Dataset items
══════

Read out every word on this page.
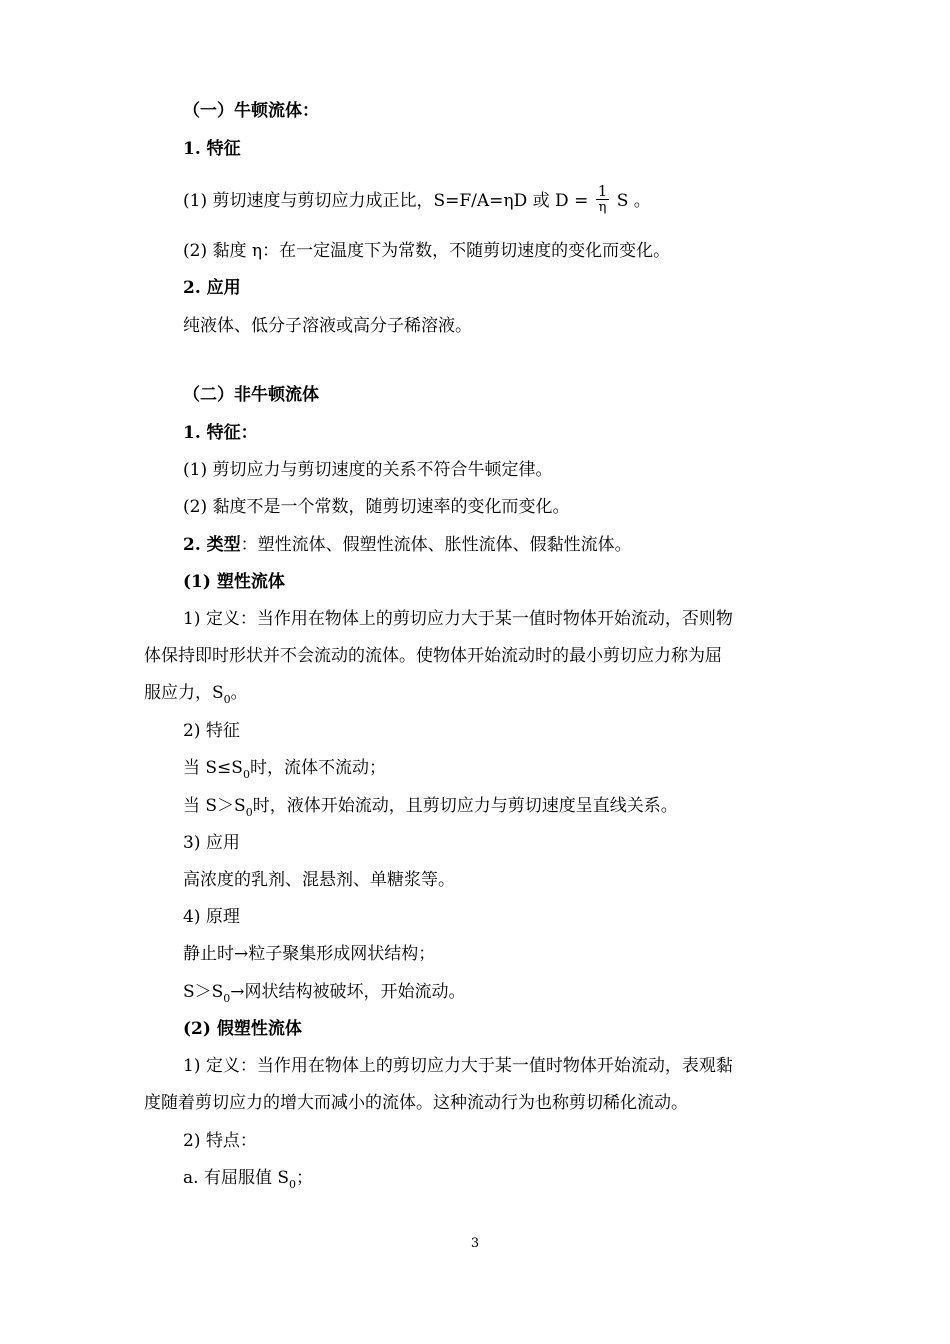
（一）牛顿流体：
1. 特征
(1) 剪切速度与剪切应力成正比，S=F/A=ηD 或 $D = \frac{1}{\eta}$ S 。
(2) 黏度 η：在一定温度下为常数，不随剪切速度的变化而变化。
2. 应用
纯液体、低分子溶液或高分子稀溶液。
（二）非牛顿流体
1. 特征：
(1) 剪切应力与剪切速度的关系不符合牛顿定律。
(2) 黏度不是一个常数，随剪切速率的变化而变化。
2. 类型：塑性流体、假塑性流体、胀性流体、假黏性流体。
(1) 塑性流体
1) 定义：当作用在物体上的剪切应力大于某一值时物体开始流动，否则物
体保持即时形状并不会流动的流体。使物体开始流动时的最小剪切应力称为屈
服应力，$S_0$。
2) 特征
当 $S\le S_0$时，流体不流动；
当 $S>S_0$时，液体开始流动，且剪切应力与剪切速度呈直线关系。
3) 应用
高浓度的乳剂、混悬剂、单糖浆等。
4) 原理
静止时→粒子聚集形成网状结构；
$S>S_0\to$网状结构被破坏，开始流动。
(2) 假塑性流体
1) 定义：当作用在物体上的剪切应力大于某一值时物体开始流动，表观黏
度随着剪切应力的增大而减小的流体。这种流动行为也称剪切稀化流动。
2) 特点：
a. 有屈服值 $S_0$；
3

══════

WRITTEN PROBLEM: Transcribe the listing above verbatim. Omit the pictures.

RESPONSE BELOW:
Read out every word on this page.
（一）牛顿流体：
1. 特征
(1) 剪切速度与剪切应力成正比，S=F/A=ηD 或 $D = \frac{1}{\eta}$ S 。
(2) 黏度 η：在一定温度下为常数，不随剪切速度的变化而变化。
2. 应用
纯液体、低分子溶液或高分子稀溶液。
（二）非牛顿流体
1. 特征：
(1) 剪切应力与剪切速度的关系不符合牛顿定律。
(2) 黏度不是一个常数，随剪切速率的变化而变化。
2. 类型：塑性流体、假塑性流体、胀性流体、假黏性流体。
(1) 塑性流体
1) 定义：当作用在物体上的剪切应力大于某一值时物体开始流动，否则物
体保持即时形状并不会流动的流体。使物体开始流动时的最小剪切应力称为屈
服应力，$S_0$。
2) 特征
当 $S\le S_0$时，流体不流动；
当 $S>S_0$时，液体开始流动，且剪切应力与剪切速度呈直线关系。
3) 应用
高浓度的乳剂、混悬剂、单糖浆等。
4) 原理
静止时→粒子聚集形成网状结构；
$S>S_0\to$网状结构被破坏，开始流动。
(2) 假塑性流体
1) 定义：当作用在物体上的剪切应力大于某一值时物体开始流动，表观黏
度随着剪切应力的增大而减小的流体。这种流动行为也称剪切稀化流动。
2) 特点：
a. 有屈服值 $S_0$；
3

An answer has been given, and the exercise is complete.